WHAT YOU NEED TO DO
Keep only the lines of the data below that contain "source", and copy them.

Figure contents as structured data
——
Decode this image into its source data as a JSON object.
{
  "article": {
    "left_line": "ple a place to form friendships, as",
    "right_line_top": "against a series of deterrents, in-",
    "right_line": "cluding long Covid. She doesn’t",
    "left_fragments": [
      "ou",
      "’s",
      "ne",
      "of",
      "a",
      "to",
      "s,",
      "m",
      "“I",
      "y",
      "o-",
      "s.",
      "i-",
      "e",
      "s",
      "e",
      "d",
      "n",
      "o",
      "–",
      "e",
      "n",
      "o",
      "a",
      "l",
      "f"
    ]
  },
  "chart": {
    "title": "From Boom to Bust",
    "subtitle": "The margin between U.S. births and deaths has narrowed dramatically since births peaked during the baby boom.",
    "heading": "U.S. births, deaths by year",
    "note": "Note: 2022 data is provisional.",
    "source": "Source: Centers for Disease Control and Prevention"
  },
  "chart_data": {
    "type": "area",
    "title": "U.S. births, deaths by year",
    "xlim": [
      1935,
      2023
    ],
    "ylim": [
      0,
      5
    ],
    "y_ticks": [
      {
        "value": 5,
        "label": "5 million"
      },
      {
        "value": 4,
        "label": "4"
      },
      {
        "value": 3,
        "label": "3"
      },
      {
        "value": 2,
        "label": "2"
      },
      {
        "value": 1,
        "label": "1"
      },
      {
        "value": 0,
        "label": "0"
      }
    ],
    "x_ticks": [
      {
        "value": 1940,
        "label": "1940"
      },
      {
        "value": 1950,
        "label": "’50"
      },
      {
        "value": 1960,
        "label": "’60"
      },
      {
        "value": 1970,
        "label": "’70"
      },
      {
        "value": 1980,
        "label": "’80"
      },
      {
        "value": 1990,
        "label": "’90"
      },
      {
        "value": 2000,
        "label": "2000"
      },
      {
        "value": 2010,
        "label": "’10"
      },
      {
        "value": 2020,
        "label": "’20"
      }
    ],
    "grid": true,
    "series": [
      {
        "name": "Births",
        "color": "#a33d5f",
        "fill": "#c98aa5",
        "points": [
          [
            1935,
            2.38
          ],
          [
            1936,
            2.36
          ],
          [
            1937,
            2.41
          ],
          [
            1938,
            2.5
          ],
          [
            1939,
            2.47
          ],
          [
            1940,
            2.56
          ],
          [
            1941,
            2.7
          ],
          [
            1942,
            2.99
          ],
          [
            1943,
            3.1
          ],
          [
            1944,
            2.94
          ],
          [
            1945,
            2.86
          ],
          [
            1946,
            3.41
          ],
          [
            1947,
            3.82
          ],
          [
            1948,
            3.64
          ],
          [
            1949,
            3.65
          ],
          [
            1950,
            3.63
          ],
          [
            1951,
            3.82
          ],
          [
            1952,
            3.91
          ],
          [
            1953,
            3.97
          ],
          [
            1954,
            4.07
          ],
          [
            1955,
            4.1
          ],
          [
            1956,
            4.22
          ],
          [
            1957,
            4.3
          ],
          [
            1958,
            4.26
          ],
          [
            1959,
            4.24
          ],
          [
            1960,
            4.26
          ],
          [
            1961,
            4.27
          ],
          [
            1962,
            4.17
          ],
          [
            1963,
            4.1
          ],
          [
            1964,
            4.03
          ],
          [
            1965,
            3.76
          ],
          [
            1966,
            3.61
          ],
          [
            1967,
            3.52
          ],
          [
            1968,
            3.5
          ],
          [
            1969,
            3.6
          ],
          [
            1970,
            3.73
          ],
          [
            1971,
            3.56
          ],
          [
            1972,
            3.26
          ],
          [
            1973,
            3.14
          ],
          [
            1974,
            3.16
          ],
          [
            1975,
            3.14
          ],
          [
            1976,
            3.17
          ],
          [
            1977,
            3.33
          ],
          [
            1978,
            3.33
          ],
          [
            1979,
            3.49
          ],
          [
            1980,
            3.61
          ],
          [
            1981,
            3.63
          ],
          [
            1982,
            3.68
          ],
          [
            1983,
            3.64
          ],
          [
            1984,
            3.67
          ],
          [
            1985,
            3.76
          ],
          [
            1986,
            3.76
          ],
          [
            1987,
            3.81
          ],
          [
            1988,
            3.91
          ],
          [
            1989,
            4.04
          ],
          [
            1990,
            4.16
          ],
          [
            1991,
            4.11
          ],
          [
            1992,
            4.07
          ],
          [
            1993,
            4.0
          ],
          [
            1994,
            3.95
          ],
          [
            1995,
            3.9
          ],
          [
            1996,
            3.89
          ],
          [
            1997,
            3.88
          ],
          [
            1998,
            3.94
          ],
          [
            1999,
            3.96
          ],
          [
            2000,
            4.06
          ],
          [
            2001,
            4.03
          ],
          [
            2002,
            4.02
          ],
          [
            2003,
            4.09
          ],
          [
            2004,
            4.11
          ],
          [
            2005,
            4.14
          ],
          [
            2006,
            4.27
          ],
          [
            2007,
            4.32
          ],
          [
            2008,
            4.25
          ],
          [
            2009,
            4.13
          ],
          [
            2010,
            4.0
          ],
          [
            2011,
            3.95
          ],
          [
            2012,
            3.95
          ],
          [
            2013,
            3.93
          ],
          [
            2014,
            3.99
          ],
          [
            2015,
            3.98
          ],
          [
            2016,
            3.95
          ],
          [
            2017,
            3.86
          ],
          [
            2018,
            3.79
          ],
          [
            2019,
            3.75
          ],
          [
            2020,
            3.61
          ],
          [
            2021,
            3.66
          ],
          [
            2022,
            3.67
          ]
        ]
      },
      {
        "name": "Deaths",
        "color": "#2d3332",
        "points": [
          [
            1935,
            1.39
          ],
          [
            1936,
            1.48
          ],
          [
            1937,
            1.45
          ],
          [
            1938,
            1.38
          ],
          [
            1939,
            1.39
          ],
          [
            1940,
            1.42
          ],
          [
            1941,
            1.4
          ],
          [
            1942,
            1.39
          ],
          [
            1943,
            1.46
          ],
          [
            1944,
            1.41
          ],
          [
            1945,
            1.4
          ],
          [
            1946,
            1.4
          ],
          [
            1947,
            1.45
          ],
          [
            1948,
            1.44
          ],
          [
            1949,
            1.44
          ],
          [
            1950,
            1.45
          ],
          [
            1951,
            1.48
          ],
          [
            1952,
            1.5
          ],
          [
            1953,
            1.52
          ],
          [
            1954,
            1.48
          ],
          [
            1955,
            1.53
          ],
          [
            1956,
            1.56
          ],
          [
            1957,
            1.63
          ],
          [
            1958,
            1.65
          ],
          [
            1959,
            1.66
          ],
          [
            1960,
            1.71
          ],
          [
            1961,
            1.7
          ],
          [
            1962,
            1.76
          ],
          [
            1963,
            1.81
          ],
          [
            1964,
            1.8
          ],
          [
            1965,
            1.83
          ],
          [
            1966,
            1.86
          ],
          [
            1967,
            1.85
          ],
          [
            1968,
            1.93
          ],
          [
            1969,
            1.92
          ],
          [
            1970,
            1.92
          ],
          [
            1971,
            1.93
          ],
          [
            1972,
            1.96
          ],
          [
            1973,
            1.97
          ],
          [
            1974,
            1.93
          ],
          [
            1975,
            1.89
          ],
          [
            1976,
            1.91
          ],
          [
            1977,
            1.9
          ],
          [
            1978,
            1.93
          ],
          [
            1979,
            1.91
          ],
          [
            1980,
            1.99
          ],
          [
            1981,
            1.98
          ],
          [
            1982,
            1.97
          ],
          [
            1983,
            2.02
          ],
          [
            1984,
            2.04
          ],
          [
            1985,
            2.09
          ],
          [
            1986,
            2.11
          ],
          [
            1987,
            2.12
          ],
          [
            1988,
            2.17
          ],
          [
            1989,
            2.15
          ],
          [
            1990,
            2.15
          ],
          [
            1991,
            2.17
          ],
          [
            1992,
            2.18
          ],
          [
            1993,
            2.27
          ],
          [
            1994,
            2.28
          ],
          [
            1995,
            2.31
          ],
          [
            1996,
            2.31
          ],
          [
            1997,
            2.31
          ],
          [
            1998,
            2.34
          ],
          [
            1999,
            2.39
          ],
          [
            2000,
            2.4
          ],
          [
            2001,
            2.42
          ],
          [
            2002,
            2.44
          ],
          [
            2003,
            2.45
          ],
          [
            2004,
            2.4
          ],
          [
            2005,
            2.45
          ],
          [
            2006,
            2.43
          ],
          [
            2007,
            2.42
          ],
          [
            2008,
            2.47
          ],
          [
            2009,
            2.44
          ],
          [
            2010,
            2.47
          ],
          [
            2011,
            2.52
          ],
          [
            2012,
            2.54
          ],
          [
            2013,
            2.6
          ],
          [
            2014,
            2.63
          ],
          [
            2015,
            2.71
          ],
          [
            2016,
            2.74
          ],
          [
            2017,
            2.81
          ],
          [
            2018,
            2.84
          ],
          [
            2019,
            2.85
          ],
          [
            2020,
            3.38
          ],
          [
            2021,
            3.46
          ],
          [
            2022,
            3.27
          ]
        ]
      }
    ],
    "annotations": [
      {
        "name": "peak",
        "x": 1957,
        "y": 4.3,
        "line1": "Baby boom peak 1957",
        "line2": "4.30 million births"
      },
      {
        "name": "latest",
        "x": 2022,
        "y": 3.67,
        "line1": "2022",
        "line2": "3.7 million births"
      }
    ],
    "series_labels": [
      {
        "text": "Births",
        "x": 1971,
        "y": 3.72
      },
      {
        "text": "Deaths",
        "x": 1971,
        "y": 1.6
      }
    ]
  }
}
——
OUTPUT FOR THIS EXERCISE
Decode this image into its source data as a JSON object.
    "source": "Source: Centers for Disease Control and Prevention"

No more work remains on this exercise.